Records excerpted from a collection

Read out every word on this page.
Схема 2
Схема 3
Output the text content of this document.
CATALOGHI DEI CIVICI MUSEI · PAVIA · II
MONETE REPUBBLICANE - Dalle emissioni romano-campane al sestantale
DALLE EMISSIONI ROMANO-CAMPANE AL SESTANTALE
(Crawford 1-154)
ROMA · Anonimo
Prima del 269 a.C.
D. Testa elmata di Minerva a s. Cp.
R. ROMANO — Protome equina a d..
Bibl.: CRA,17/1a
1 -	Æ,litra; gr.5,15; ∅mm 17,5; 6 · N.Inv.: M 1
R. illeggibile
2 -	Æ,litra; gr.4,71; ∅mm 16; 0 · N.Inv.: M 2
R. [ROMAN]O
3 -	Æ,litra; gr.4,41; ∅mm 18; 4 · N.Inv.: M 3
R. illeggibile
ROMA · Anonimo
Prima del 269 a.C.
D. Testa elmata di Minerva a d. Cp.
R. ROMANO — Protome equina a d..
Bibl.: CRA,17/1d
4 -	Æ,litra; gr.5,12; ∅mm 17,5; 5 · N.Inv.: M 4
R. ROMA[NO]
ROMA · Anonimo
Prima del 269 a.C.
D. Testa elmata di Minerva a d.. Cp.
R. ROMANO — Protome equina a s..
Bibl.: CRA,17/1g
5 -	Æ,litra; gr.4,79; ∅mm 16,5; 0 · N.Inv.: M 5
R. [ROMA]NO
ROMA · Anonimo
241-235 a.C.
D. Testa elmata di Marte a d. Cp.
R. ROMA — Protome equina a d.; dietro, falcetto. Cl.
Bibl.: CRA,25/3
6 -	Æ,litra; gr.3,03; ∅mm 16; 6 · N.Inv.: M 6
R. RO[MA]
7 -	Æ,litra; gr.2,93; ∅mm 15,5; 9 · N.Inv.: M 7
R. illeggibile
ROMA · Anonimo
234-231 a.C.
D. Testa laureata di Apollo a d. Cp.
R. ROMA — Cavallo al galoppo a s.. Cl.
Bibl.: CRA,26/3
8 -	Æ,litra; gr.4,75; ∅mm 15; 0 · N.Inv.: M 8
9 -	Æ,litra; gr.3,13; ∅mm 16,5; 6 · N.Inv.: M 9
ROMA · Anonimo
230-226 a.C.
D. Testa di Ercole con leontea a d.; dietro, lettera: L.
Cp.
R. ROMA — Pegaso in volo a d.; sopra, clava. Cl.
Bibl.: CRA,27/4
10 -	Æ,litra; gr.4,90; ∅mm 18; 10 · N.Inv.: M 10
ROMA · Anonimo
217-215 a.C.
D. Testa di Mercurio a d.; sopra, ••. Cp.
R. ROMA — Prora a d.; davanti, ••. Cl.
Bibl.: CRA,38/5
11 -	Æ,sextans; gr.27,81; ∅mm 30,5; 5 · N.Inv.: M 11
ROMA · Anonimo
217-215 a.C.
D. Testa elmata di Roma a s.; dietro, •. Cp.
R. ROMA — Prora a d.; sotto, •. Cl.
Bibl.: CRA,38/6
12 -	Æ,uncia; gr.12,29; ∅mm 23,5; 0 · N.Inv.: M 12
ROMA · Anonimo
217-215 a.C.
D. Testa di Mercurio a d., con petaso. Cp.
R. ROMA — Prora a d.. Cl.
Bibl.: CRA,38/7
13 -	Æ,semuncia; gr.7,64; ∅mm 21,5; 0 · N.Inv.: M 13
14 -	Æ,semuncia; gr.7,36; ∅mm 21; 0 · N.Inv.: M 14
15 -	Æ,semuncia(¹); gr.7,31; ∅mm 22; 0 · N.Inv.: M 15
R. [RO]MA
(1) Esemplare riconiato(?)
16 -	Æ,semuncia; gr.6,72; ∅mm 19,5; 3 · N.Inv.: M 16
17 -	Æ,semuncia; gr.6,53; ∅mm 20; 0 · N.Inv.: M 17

→ **Job**
Retype every entry word for word.

→ **Written answer**
Read out every word on this page.
Схема 2
Схема 3
Output the text content of this document.
CATALOGHI DEI CIVICI MUSEI · PAVIA · II
MONETE REPUBBLICANE - Dalle emissioni romano-campane al sestantale
DALLE EMISSIONI ROMANO-CAMPANE AL SESTANTALE
(Crawford 1-154)
ROMA · Anonimo
Prima del 269 a.C.
D. Testa elmata di Minerva a s. Cp.
R. ROMANO — Protome equina a d..
Bibl.: CRA,17/1a
1 -	Æ,litra; gr.5,15; ∅mm 17,5; 6 · N.Inv.: M 1
R. illeggibile
2 -	Æ,litra; gr.4,71; ∅mm 16; 0 · N.Inv.: M 2
R. [ROMAN]O
3 -	Æ,litra; gr.4,41; ∅mm 18; 4 · N.Inv.: M 3
R. illeggibile
ROMA · Anonimo
Prima del 269 a.C.
D. Testa elmata di Minerva a d. Cp.
R. ROMANO — Protome equina a d..
Bibl.: CRA,17/1d
4 -	Æ,litra; gr.5,12; ∅mm 17,5; 5 · N.Inv.: M 4
R. ROMA[NO]
ROMA · Anonimo
Prima del 269 a.C.
D. Testa elmata di Minerva a d.. Cp.
R. ROMANO — Protome equina a s..
Bibl.: CRA,17/1g
5 -	Æ,litra; gr.4,79; ∅mm 16,5; 0 · N.Inv.: M 5
R. [ROMA]NO
ROMA · Anonimo
241-235 a.C.
D. Testa elmata di Marte a d. Cp.
R. ROMA — Protome equina a d.; dietro, falcetto. Cl.
Bibl.: CRA,25/3
6 -	Æ,litra; gr.3,03; ∅mm 16; 6 · N.Inv.: M 6
R. RO[MA]
7 -	Æ,litra; gr.2,93; ∅mm 15,5; 9 · N.Inv.: M 7
R. illeggibile
ROMA · Anonimo
234-231 a.C.
D. Testa laureata di Apollo a d. Cp.
R. ROMA — Cavallo al galoppo a s.. Cl.
Bibl.: CRA,26/3
8 -	Æ,litra; gr.4,75; ∅mm 15; 0 · N.Inv.: M 8
9 -	Æ,litra; gr.3,13; ∅mm 16,5; 6 · N.Inv.: M 9
ROMA · Anonimo
230-226 a.C.
D. Testa di Ercole con leontea a d.; dietro, lettera: L.
Cp.
R. ROMA — Pegaso in volo a d.; sopra, clava. Cl.
Bibl.: CRA,27/4
10 -	Æ,litra; gr.4,90; ∅mm 18; 10 · N.Inv.: M 10
ROMA · Anonimo
217-215 a.C.
D. Testa di Mercurio a d.; sopra, ••. Cp.
R. ROMA — Prora a d.; davanti, ••. Cl.
Bibl.: CRA,38/5
11 -	Æ,sextans; gr.27,81; ∅mm 30,5; 5 · N.Inv.: M 11
ROMA · Anonimo
217-215 a.C.
D. Testa elmata di Roma a s.; dietro, •. Cp.
R. ROMA — Prora a d.; sotto, •. Cl.
Bibl.: CRA,38/6
12 -	Æ,uncia; gr.12,29; ∅mm 23,5; 0 · N.Inv.: M 12
ROMA · Anonimo
217-215 a.C.
D. Testa di Mercurio a d., con petaso. Cp.
R. ROMA — Prora a d.. Cl.
Bibl.: CRA,38/7
13 -	Æ,semuncia; gr.7,64; ∅mm 21,5; 0 · N.Inv.: M 13
14 -	Æ,semuncia; gr.7,36; ∅mm 21; 0 · N.Inv.: M 14
15 -	Æ,semuncia(¹); gr.7,31; ∅mm 22; 0 · N.Inv.: M 15
R. [RO]MA
(1) Esemplare riconiato(?)
16 -	Æ,semuncia; gr.6,72; ∅mm 19,5; 3 · N.Inv.: M 16
17 -	Æ,semuncia; gr.6,53; ∅mm 20; 0 · N.Inv.: M 17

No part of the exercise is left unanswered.